▶ **Task brief**: Find the lines containing "JSON" and say how many there are, with no other words.

[Data excerpts]
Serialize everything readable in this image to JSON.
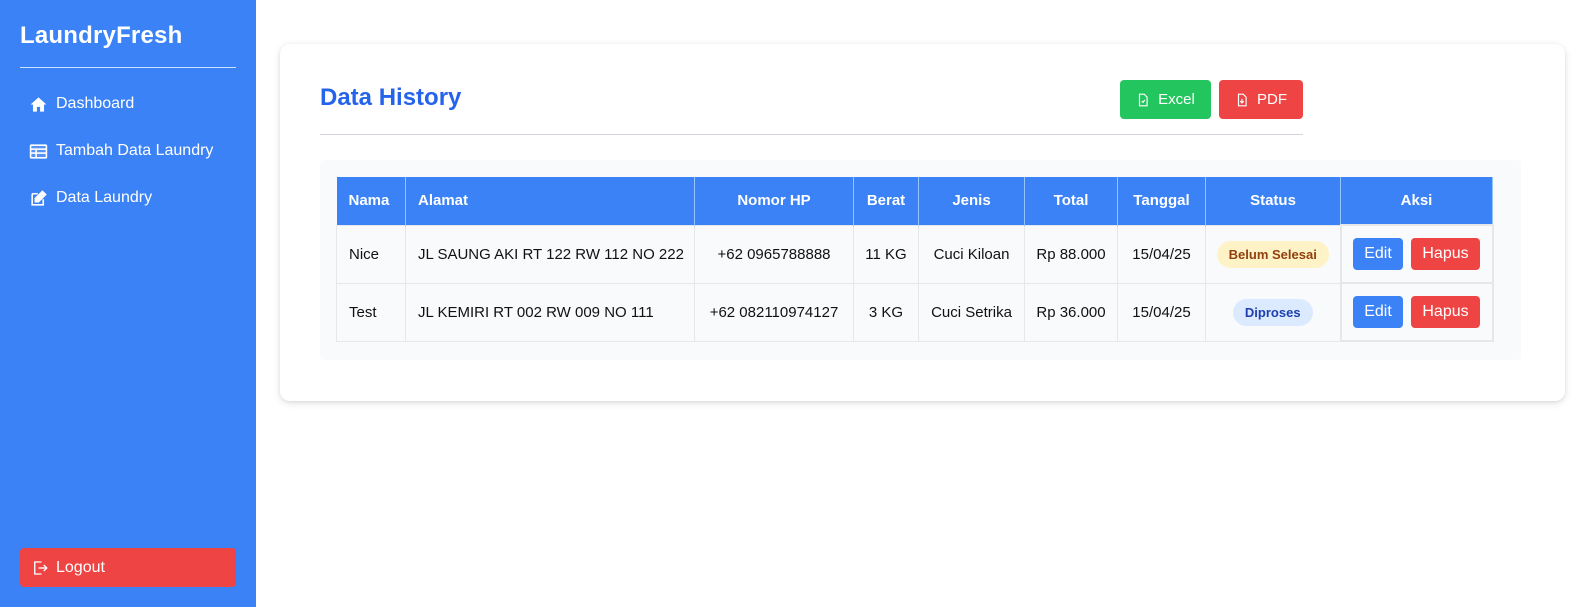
{
  "sidebar": {
    "brand": "LaundryFresh",
    "items": [
      {
        "label": "Dashboard",
        "icon": "home-icon"
      },
      {
        "label": "Tambah Data Laundry",
        "icon": "table-icon"
      },
      {
        "label": "Data Laundry",
        "icon": "edit-icon"
      }
    ],
    "logout_label": "Logout"
  },
  "main": {
    "title": "Data History",
    "export_excel_label": "Excel",
    "export_pdf_label": "PDF",
    "table": {
      "headers": [
        "Nama",
        "Alamat",
        "Nomor HP",
        "Berat",
        "Jenis",
        "Total",
        "Tanggal",
        "Status",
        "Aksi"
      ],
      "rows": [
        {
          "nama": "Nice",
          "alamat": "JL SAUNG AKI RT 122 RW 112 NO 222",
          "hp": "+62 0965788888",
          "berat": "11 KG",
          "jenis": "Cuci Kiloan",
          "total": "Rp 88.000",
          "tanggal": "15/04/25",
          "status": "Belum Selesai"
        },
        {
          "nama": "Test",
          "alamat": "JL KEMIRI RT 002 RW 009 NO 111",
          "hp": "+62 082110974127",
          "berat": "3 KG",
          "jenis": "Cuci Setrika",
          "total": "Rp 36.000",
          "tanggal": "15/04/25",
          "status": "Diproses"
        }
      ],
      "edit_label": "Edit",
      "delete_label": "Hapus"
    }
  },
  "colors": {
    "primary": "#3b82f6",
    "title": "#2563eb",
    "success": "#22c55e",
    "danger": "#ef4444",
    "badge_pending_bg": "#fef3c7",
    "badge_process_bg": "#dbeafe"
  }
}
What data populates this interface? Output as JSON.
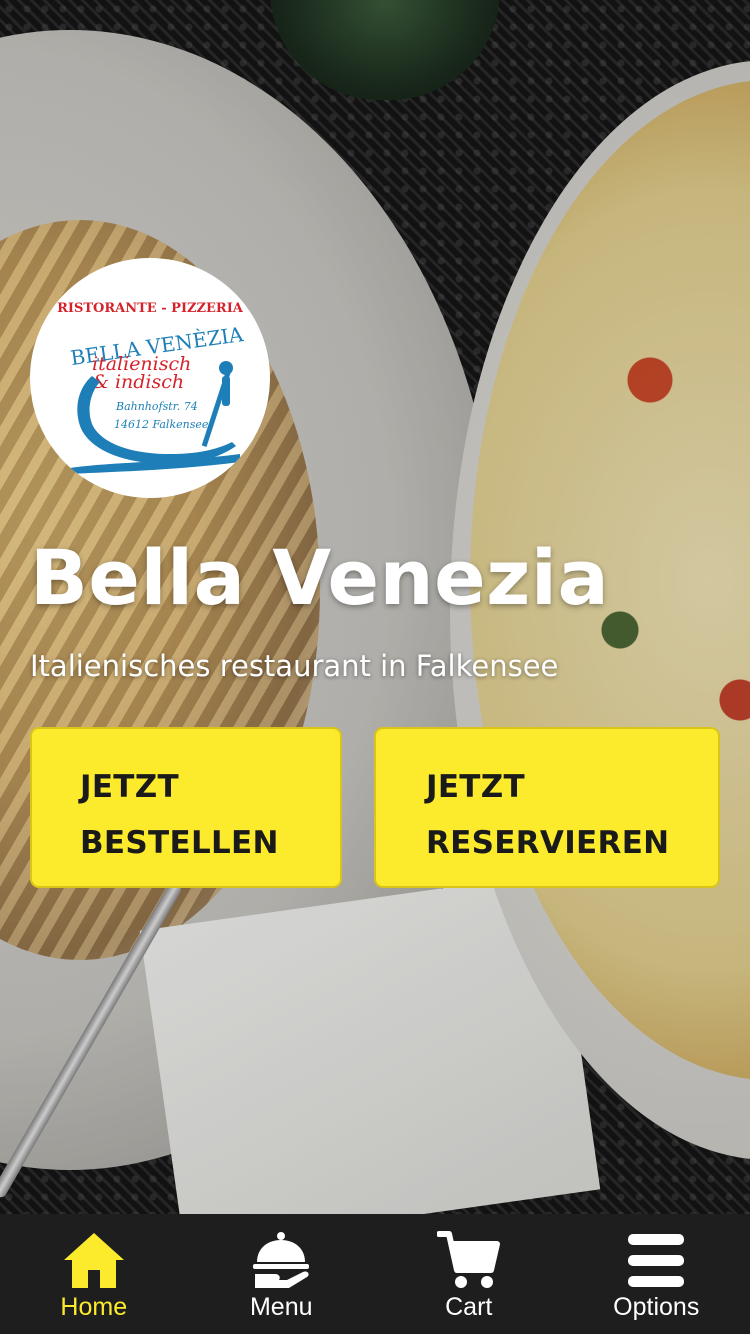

▶ **Correct result**: 2